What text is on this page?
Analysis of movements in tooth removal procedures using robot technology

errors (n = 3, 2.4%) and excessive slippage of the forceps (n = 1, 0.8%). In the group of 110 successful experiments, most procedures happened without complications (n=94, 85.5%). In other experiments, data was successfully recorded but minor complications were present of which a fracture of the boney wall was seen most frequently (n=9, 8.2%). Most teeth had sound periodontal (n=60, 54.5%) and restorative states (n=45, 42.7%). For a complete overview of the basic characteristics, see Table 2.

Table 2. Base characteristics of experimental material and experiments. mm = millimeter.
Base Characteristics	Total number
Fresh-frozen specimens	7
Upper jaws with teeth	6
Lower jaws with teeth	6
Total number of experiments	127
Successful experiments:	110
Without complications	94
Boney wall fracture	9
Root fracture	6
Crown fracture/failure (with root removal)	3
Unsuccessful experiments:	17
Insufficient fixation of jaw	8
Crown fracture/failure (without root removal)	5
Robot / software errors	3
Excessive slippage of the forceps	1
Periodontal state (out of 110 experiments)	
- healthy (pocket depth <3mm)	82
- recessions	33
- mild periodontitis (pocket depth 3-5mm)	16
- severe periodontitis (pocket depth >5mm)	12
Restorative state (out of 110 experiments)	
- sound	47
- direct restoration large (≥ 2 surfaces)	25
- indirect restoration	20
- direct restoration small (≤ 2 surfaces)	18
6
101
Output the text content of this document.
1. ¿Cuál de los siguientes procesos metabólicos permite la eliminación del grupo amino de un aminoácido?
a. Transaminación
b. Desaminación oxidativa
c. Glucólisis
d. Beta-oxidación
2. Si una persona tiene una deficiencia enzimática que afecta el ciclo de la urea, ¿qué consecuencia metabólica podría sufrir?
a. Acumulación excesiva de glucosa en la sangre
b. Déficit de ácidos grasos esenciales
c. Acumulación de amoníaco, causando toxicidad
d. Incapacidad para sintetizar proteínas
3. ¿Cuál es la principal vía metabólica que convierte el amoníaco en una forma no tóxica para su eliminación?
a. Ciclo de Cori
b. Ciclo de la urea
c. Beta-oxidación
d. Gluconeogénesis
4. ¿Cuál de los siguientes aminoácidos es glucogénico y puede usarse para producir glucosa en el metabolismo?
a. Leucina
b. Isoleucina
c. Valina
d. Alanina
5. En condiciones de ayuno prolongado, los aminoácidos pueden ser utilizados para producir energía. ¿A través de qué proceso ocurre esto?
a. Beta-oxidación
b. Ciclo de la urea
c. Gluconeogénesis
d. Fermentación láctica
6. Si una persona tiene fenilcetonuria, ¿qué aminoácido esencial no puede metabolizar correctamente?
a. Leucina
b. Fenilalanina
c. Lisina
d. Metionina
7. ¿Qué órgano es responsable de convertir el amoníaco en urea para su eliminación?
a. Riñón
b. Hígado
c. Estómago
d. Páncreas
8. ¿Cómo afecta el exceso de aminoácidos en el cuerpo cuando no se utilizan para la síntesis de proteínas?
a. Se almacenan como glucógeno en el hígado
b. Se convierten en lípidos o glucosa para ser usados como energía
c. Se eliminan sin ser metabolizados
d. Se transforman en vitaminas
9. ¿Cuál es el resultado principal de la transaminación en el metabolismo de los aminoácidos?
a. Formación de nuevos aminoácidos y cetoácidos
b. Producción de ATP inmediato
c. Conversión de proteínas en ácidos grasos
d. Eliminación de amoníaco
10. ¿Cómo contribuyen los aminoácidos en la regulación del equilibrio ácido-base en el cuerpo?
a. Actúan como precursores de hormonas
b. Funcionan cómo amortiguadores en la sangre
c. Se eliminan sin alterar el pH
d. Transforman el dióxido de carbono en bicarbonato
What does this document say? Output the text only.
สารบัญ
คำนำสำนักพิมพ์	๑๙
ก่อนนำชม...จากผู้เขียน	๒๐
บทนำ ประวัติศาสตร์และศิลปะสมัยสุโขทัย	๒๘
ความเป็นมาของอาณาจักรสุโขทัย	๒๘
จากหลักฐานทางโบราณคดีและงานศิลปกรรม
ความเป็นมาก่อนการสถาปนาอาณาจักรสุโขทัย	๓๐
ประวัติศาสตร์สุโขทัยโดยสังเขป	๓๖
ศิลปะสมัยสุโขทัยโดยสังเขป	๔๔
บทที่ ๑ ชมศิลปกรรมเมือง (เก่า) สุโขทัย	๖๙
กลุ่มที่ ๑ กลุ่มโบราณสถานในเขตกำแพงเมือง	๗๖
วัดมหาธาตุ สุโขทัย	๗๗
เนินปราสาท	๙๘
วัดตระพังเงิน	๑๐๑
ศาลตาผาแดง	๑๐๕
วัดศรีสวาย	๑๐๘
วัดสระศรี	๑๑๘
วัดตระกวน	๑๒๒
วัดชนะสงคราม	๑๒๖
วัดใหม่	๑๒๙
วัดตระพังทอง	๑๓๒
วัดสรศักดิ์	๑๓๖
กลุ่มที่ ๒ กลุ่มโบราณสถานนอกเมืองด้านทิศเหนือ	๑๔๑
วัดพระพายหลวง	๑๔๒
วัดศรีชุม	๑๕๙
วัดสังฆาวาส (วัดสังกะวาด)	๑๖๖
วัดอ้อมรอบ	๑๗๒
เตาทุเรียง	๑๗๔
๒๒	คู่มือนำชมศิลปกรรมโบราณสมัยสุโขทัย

------------

## Work to do
Please quote every record above exactly as it appears.

## Answer to the exercise
What text is on this page?
Analysis of movements in tooth removal procedures using robot technology

errors (n = 3, 2.4%) and excessive slippage of the forceps (n = 1, 0.8%). In the group of 110 successful experiments, most procedures happened without complications (n=94, 85.5%). In other experiments, data was successfully recorded but minor complications were present of which a fracture of the boney wall was seen most frequently (n=9, 8.2%). Most teeth had sound periodontal (n=60, 54.5%) and restorative states (n=45, 42.7%). For a complete overview of the basic characteristics, see Table 2.

Table 2. Base characteristics of experimental material and experiments. mm = millimeter.
Base Characteristics	Total number
Fresh-frozen specimens	7
Upper jaws with teeth	6
Lower jaws with teeth	6
Total number of experiments	127
Successful experiments:	110
Without complications	94
Boney wall fracture	9
Root fracture	6
Crown fracture/failure (with root removal)	3
Unsuccessful experiments:	17
Insufficient fixation of jaw	8
Crown fracture/failure (without root removal)	5
Robot / software errors	3
Excessive slippage of the forceps	1
Periodontal state (out of 110 experiments)	
- healthy (pocket depth <3mm)	82
- recessions	33
- mild periodontitis (pocket depth 3-5mm)	16
- severe periodontitis (pocket depth >5mm)	12
Restorative state (out of 110 experiments)	
- sound	47
- direct restoration large (≥ 2 surfaces)	25
- indirect restoration	20
- direct restoration small (≤ 2 surfaces)	18
6
101
Output the text content of this document.
1. ¿Cuál de los siguientes procesos metabólicos permite la eliminación del grupo amino de un aminoácido?
a. Transaminación
b. Desaminación oxidativa
c. Glucólisis
d. Beta-oxidación
2. Si una persona tiene una deficiencia enzimática que afecta el ciclo de la urea, ¿qué consecuencia metabólica podría sufrir?
a. Acumulación excesiva de glucosa en la sangre
b. Déficit de ácidos grasos esenciales
c. Acumulación de amoníaco, causando toxicidad
d. Incapacidad para sintetizar proteínas
3. ¿Cuál es la principal vía metabólica que convierte el amoníaco en una forma no tóxica para su eliminación?
a. Ciclo de Cori
b. Ciclo de la urea
c. Beta-oxidación
d. Gluconeogénesis
4. ¿Cuál de los siguientes aminoácidos es glucogénico y puede usarse para producir glucosa en el metabolismo?
a. Leucina
b. Isoleucina
c. Valina
d. Alanina
5. En condiciones de ayuno prolongado, los aminoácidos pueden ser utilizados para producir energía. ¿A través de qué proceso ocurre esto?
a. Beta-oxidación
b. Ciclo de la urea
c. Gluconeogénesis
d. Fermentación láctica
6. Si una persona tiene fenilcetonuria, ¿qué aminoácido esencial no puede metabolizar correctamente?
a. Leucina
b. Fenilalanina
c. Lisina
d. Metionina
7. ¿Qué órgano es responsable de convertir el amoníaco en urea para su eliminación?
a. Riñón
b. Hígado
c. Estómago
d. Páncreas
8. ¿Cómo afecta el exceso de aminoácidos en el cuerpo cuando no se utilizan para la síntesis de proteínas?
a. Se almacenan como glucógeno en el hígado
b. Se convierten en lípidos o glucosa para ser usados como energía
c. Se eliminan sin ser metabolizados
d. Se transforman en vitaminas
9. ¿Cuál es el resultado principal de la transaminación en el metabolismo de los aminoácidos?
a. Formación de nuevos aminoácidos y cetoácidos
b. Producción de ATP inmediato
c. Conversión de proteínas en ácidos grasos
d. Eliminación de amoníaco
10. ¿Cómo contribuyen los aminoácidos en la regulación del equilibrio ácido-base en el cuerpo?
a. Actúan como precursores de hormonas
b. Funcionan cómo amortiguadores en la sangre
c. Se eliminan sin alterar el pH
d. Transforman el dióxido de carbono en bicarbonato
What does this document say? Output the text only.
สารบัญ
คำนำสำนักพิมพ์	๑๙
ก่อนนำชม...จากผู้เขียน	๒๐
บทนำ ประวัติศาสตร์และศิลปะสมัยสุโขทัย	๒๘
ความเป็นมาของอาณาจักรสุโขทัย	๒๘
จากหลักฐานทางโบราณคดีและงานศิลปกรรม
ความเป็นมาก่อนการสถาปนาอาณาจักรสุโขทัย	๓๐
ประวัติศาสตร์สุโขทัยโดยสังเขป	๓๖
ศิลปะสมัยสุโขทัยโดยสังเขป	๔๔
บทที่ ๑ ชมศิลปกรรมเมือง (เก่า) สุโขทัย	๖๙
กลุ่มที่ ๑ กลุ่มโบราณสถานในเขตกำแพงเมือง	๗๖
วัดมหาธาตุ สุโขทัย	๗๗
เนินปราสาท	๙๘
วัดตระพังเงิน	๑๐๑
ศาลตาผาแดง	๑๐๕
วัดศรีสวาย	๑๐๘
วัดสระศรี	๑๑๘
วัดตระกวน	๑๒๒
วัดชนะสงคราม	๑๒๖
วัดใหม่	๑๒๙
วัดตระพังทอง	๑๓๒
วัดสรศักดิ์	๑๓๖
กลุ่มที่ ๒ กลุ่มโบราณสถานนอกเมืองด้านทิศเหนือ	๑๔๑
วัดพระพายหลวง	๑๔๒
วัดศรีชุม	๑๕๙
วัดสังฆาวาส (วัดสังกะวาด)	๑๖๖
วัดอ้อมรอบ	๑๗๒
เตาทุเรียง	๑๗๔
๒๒	คู่มือนำชมศิลปกรรมโบราณสมัยสุโขทัย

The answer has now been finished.